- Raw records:
┌────────
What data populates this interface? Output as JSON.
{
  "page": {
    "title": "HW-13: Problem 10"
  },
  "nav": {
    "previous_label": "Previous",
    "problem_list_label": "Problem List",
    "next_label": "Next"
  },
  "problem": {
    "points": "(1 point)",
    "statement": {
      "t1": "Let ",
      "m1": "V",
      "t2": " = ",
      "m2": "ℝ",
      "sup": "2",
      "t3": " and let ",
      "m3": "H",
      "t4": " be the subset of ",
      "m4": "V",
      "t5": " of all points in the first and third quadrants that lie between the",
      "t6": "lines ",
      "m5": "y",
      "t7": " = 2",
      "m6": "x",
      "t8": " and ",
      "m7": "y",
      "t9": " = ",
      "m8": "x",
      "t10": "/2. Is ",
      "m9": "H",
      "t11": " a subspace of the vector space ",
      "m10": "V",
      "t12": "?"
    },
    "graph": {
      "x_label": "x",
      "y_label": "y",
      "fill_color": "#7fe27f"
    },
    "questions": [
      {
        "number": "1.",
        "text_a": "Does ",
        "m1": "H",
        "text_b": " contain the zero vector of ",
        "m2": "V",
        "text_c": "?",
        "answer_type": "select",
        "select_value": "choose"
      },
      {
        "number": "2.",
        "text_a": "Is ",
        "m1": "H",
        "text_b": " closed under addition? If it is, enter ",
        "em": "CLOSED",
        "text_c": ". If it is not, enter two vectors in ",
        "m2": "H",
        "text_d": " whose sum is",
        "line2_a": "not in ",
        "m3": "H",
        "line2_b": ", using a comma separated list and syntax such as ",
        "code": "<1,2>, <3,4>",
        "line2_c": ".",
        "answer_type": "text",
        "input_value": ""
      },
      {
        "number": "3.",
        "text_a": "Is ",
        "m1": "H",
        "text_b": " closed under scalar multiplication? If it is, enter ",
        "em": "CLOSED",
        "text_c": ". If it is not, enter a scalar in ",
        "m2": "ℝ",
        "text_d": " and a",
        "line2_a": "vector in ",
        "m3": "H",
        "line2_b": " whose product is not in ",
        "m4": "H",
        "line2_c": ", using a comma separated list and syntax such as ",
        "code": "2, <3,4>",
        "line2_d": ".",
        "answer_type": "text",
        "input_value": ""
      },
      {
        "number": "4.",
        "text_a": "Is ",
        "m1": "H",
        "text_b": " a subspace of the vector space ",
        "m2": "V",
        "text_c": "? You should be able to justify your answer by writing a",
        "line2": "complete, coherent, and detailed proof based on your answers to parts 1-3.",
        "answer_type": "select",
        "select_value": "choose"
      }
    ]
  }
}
└────────
- Aim of the exercise: Check the data for the word "scalar" and pull out the lines that have it.

- Answer for this exercise:
        "text_b": " closed under scalar multiplication? If it is, enter ",
        "text_c": ". If it is not, enter a scalar in ",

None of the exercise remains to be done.